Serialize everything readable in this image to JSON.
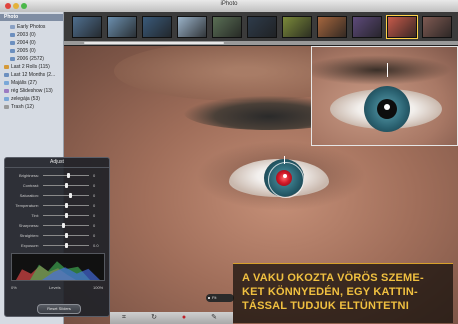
{
  "window": {
    "title": "iPhoto"
  },
  "sidebar": {
    "header": "Photo",
    "items": [
      {
        "label": "Early Photos",
        "level": 1,
        "icon": "folder-icon",
        "color": "#8aa1c4"
      },
      {
        "label": "2003 (0)",
        "level": 1,
        "icon": "calendar-icon",
        "color": "#6c8fbf"
      },
      {
        "label": "2004 (0)",
        "level": 1,
        "icon": "calendar-icon",
        "color": "#6c8fbf"
      },
      {
        "label": "2005 (0)",
        "level": 1,
        "icon": "calendar-icon",
        "color": "#6c8fbf"
      },
      {
        "label": "2006 (2572)",
        "level": 1,
        "icon": "calendar-icon",
        "color": "#6c8fbf"
      },
      {
        "label": "Last 2 Rolls (115)",
        "level": 2,
        "icon": "roll-icon",
        "color": "#d59a3a"
      },
      {
        "label": "Last 12 Months (2...",
        "level": 2,
        "icon": "calendar-icon",
        "color": "#6c8fbf"
      },
      {
        "label": "Majális (27)",
        "level": 2,
        "icon": "album-icon",
        "color": "#7aa8d8"
      },
      {
        "label": "rég Slideshow (13)",
        "level": 2,
        "icon": "slideshow-icon",
        "color": "#9b7bc2"
      },
      {
        "label": "zelegája (53)",
        "level": 2,
        "icon": "album-icon",
        "color": "#7aa8d8"
      },
      {
        "label": "Trash (12)",
        "level": 2,
        "icon": "trash-icon",
        "color": "#9a9a9a"
      }
    ]
  },
  "filmstrip": {
    "thumbs": [
      {
        "color": "#4f6f8f",
        "selected": false
      },
      {
        "color": "#6b8fae",
        "selected": false
      },
      {
        "color": "#3a5a7a",
        "selected": false
      },
      {
        "color": "#9ab2c8",
        "selected": false
      },
      {
        "color": "#5a6f55",
        "selected": false
      },
      {
        "color": "#2e3b4a",
        "selected": false
      },
      {
        "color": "#7b8a3a",
        "selected": false
      },
      {
        "color": "#a5663e",
        "selected": false
      },
      {
        "color": "#5d4a7a",
        "selected": false
      },
      {
        "color": "#c65a4a",
        "selected": true
      },
      {
        "color": "#7f5a52",
        "selected": false
      }
    ]
  },
  "adjust": {
    "title": "Adjust",
    "sliders": [
      {
        "label": "Brightness:",
        "value": "0",
        "level": 0.55
      },
      {
        "label": "Contrast:",
        "value": "0",
        "level": 0.5
      },
      {
        "label": "Saturation:",
        "value": "0",
        "level": 0.6
      },
      {
        "label": "Temperature:",
        "value": "0",
        "level": 0.5
      },
      {
        "label": "Tint:",
        "value": "0",
        "level": 0.5
      },
      {
        "label": "Sharpness:",
        "value": "0",
        "level": 0.45
      },
      {
        "label": "Straighten:",
        "value": "0",
        "level": 0.5
      },
      {
        "label": "Exposure:",
        "value": "0.0",
        "level": 0.5
      }
    ],
    "levels_low": "0%",
    "levels_label": "Levels",
    "levels_high": "100%",
    "reset_label": "Reset Sliders"
  },
  "caption": {
    "lines": [
      "A VAKU OKOZTA VÖRÖS SZEME-",
      "KET KÖNNYEDÉN, EGY KATTIN-",
      "TÁSSAL TUDJUK ELTÜNTETNI"
    ],
    "color": "#f0c040"
  },
  "toolbar": {
    "fit_label": "Fit",
    "tools": [
      "crop-icon",
      "rotate-icon",
      "red-eye-icon",
      "retouch-icon"
    ]
  }
}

__________________________________________________

▶ **What is needed**
Exactly as written, return every line of the listing, but not the pictures.

▶ **Written response**
Serialize everything readable in this image to JSON.
{
  "window": {
    "title": "iPhoto"
  },
  "sidebar": {
    "header": "Photo",
    "items": [
      {
        "label": "Early Photos",
        "level": 1,
        "icon": "folder-icon",
        "color": "#8aa1c4"
      },
      {
        "label": "2003 (0)",
        "level": 1,
        "icon": "calendar-icon",
        "color": "#6c8fbf"
      },
      {
        "label": "2004 (0)",
        "level": 1,
        "icon": "calendar-icon",
        "color": "#6c8fbf"
      },
      {
        "label": "2005 (0)",
        "level": 1,
        "icon": "calendar-icon",
        "color": "#6c8fbf"
      },
      {
        "label": "2006 (2572)",
        "level": 1,
        "icon": "calendar-icon",
        "color": "#6c8fbf"
      },
      {
        "label": "Last 2 Rolls (115)",
        "level": 2,
        "icon": "roll-icon",
        "color": "#d59a3a"
      },
      {
        "label": "Last 12 Months (2...",
        "level": 2,
        "icon": "calendar-icon",
        "color": "#6c8fbf"
      },
      {
        "label": "Majális (27)",
        "level": 2,
        "icon": "album-icon",
        "color": "#7aa8d8"
      },
      {
        "label": "rég Slideshow (13)",
        "level": 2,
        "icon": "slideshow-icon",
        "color": "#9b7bc2"
      },
      {
        "label": "zelegája (53)",
        "level": 2,
        "icon": "album-icon",
        "color": "#7aa8d8"
      },
      {
        "label": "Trash (12)",
        "level": 2,
        "icon": "trash-icon",
        "color": "#9a9a9a"
      }
    ]
  },
  "filmstrip": {
    "thumbs": [
      {
        "color": "#4f6f8f",
        "selected": false
      },
      {
        "color": "#6b8fae",
        "selected": false
      },
      {
        "color": "#3a5a7a",
        "selected": false
      },
      {
        "color": "#9ab2c8",
        "selected": false
      },
      {
        "color": "#5a6f55",
        "selected": false
      },
      {
        "color": "#2e3b4a",
        "selected": false
      },
      {
        "color": "#7b8a3a",
        "selected": false
      },
      {
        "color": "#a5663e",
        "selected": false
      },
      {
        "color": "#5d4a7a",
        "selected": false
      },
      {
        "color": "#c65a4a",
        "selected": true
      },
      {
        "color": "#7f5a52",
        "selected": false
      }
    ]
  },
  "adjust": {
    "title": "Adjust",
    "sliders": [
      {
        "label": "Brightness:",
        "value": "0",
        "level": 0.55
      },
      {
        "label": "Contrast:",
        "value": "0",
        "level": 0.5
      },
      {
        "label": "Saturation:",
        "value": "0",
        "level": 0.6
      },
      {
        "label": "Temperature:",
        "value": "0",
        "level": 0.5
      },
      {
        "label": "Tint:",
        "value": "0",
        "level": 0.5
      },
      {
        "label": "Sharpness:",
        "value": "0",
        "level": 0.45
      },
      {
        "label": "Straighten:",
        "value": "0",
        "level": 0.5
      },
      {
        "label": "Exposure:",
        "value": "0.0",
        "level": 0.5
      }
    ],
    "levels_low": "0%",
    "levels_label": "Levels",
    "levels_high": "100%",
    "reset_label": "Reset Sliders"
  },
  "caption": {
    "lines": [
      "A VAKU OKOZTA VÖRÖS SZEME-",
      "KET KÖNNYEDÉN, EGY KATTIN-",
      "TÁSSAL TUDJUK ELTÜNTETNI"
    ],
    "color": "#f0c040"
  },
  "toolbar": {
    "fit_label": "Fit",
    "tools": [
      "crop-icon",
      "rotate-icon",
      "red-eye-icon",
      "retouch-icon"
    ]
  }
}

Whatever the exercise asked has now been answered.